# Excerpt provided
Figure 12: GESUMMV implementations.

The distributed implementation is obtained by functional decomposition, and it is implemented as a MPMD program using two ranks (Fig. 12, right). Rank 0 computes the first matrix-vector multiplication and sends the result elements to rank 1 using an SMI channel. On rank 1, the second matrix-vector multiplication and the vector addition are performed, receiving data from both local DRAM and the remote GEMV routine. The full application thus gains access to twice the memory bandwidth across the two FPGAs. The implementations of GEMV and AXPY are derived from an open-source synthesizable library [18].

Fig. 13 shows the expected speedup of  $\sim 2 \times$  of the distributed implementation over the single-chip implementation. Execution times of the SMI benchmarks are reported on top of the histogram boxes. Adapting the application required only minimal code modifications to the kernel, with a difference of 8 lines of code: GEMV on rank 0 is changed to perform an SMI send rather than pushing its result to a regular FIFO, and the vector addition is modified to read one of its inputs from an SMI network channel.



Figure 13: GESUMMV benchmark results for different matrix sizes (square and rectangular).

*5.4.2 Stencil.* Stencil applications are a suitable target for FPGA acceleration, as their regular access pattern allows implementing memory reuse schemes that make highly efficient use of on-chip memory. Even with perfect reuse across the spatial domain, however, stencils generally exhibit low computational intensity. Additional reuse can be obtained by using time tiling, which is implemented on FPGAs by connecting a linear array of processing elements in a deep pipeline, executing multiple timesteps in parallel [22, 28]. When parallelizing to multiple FPGAs, Sano et al. [22]

simply extend this array to multiple FPGAs by using serial connections between them in a streaming model (as conceptually illustrated in Fig. 3).

# Supplied information
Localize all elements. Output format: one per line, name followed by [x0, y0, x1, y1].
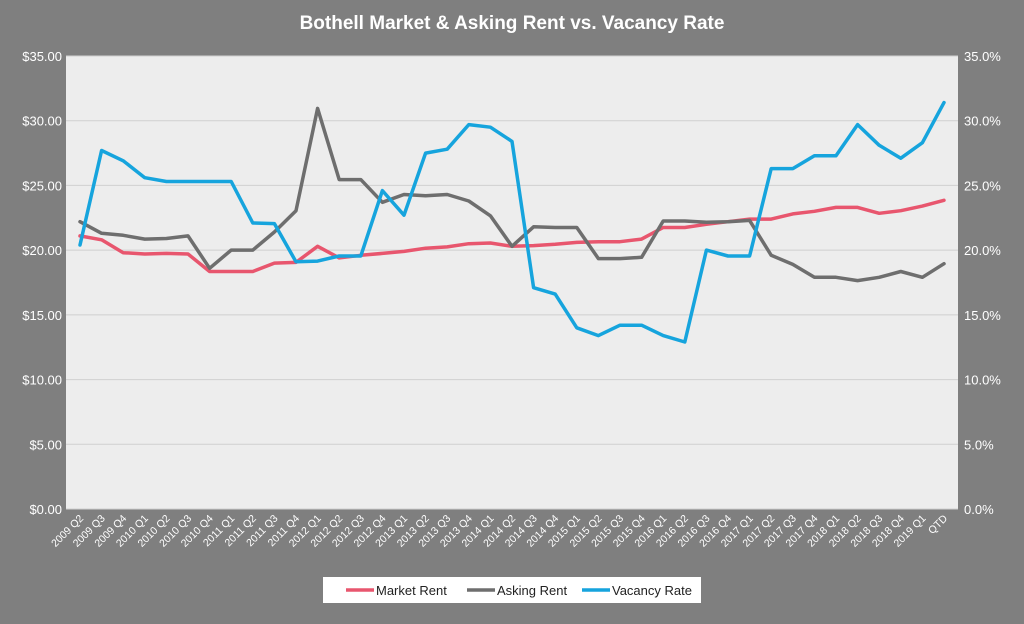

# Exercises
a - Using the FPGA benchmark excerpt, decide whether each statement agrees with it: (i) rank 1 computes the first matrix-vector multiplication; (ii) adapting the application changed 8 lines of code; (iii) stencils generally have high computational intensity. Give yes or no for each, along with the words of the excerpt that decide it, quoted exactly.
b - Write the next part of the FPGA benchmark excerpt, starting right after its final sentence.
The material was taken from a different source than the FPGA benchmark excerpt.

# Expected outputs
a -
(i) No: "Rank 0 computes the first matrix-vector multiplication"
(ii) Yes: "with a difference of 8 lines of code"
(iii) No: "stencils generally exhibit low computational intensity"

b -
For large stencil domains, FPGA designs must tile the spatial domain in addition to the time domain, as the required buffer size grows with the size of the domain. This results in a halo region of redundant computations, which is proportional to the number of pipelined timesteps executed in parallel [28]. This puts a hard limit on the scalability of this approach, as the number of redundant computations will in the extreme case dominate "useful" computations. Furthermore, not all stencils require or allow time tiling, leaving spatial parallelism (e.g., vectorization) as the only option to speed up the computation, in which case the problem becomes memory bound. It is thus desirable to parallelize spatially across multiple FPGAs, exploiting both compute resources and memory bandwidth of multiple devices.

We implement a SPMD distributed memory FPGA stencil code using SMI. The spatial domain is scattered to multiple devices before execution, and the devices exchange halo regions during computation. Shift registers are used to achieve perfect spatial reuse within each FPGA. We decompose the domain in two dimensions, such that each FPGA communicates to and from a north, west, east, and south neighbor, shown in Fig. 14. Additional tiling can be employed for large domains and 3D stencils by further decomposing the domain on each rank without affecting the communication pattern. The communication is naturally expressed with streaming messages in the pipelined code. A snippet of the communication code is shown in Lst. 3: at each timestep, channels are opened to adjacent ranks using a distinct port for each neighbor, and data is read from the network during computation using SMI\_Pop commands. Although the west and east halos are not contiguous in memory, they are expressed as a single message in the streaming messages model. Due to the transient nature of SMI channels, all ranks will be configured with the same bitstream, and the rank of adjacent neighbors is computed at runtime. If no neighbor exists (e.g., the west and north neighbor for FPGA<sub>0</sub> in Fig. 14), the given channel simply remains unused.

To fully hide communication, the communication volume of the non-halo region of size  $(N_x - 2h_x) \cdot (N_y - 2h_y)$  must be greater than the communication volume of the halo regions of size  $2 \cdot (2h_xN_y + 2h_yN_x)$  (send and receive), weighted by the memory bandwidth consumed to read values from memory on each FPGA ( $B_{mem}$ ) and the network bandwidth between two adjacent FPGAs ( $B_{comm}$ ), respectively (for our system, we consider  $B_{comm}$  constant. In larger networks,  $B_{comm}$  depends on how ranks are mapped to



Figure 14: Halo region exchange between FPGAs.

the network topology). That is, the following inequality must hold:

$$\frac{(N_x - 2h_x) \cdot (N_y - 2h_y)}{B_{\text{mem}}} \ge \frac{4\left(N_x \cdot h_y + N_y \cdot h_x\right)}{B_{\text{comm}}}$$

Since the left-hand side grows quadratically with the stencil domain size, this condition is easily met when tackling large problems.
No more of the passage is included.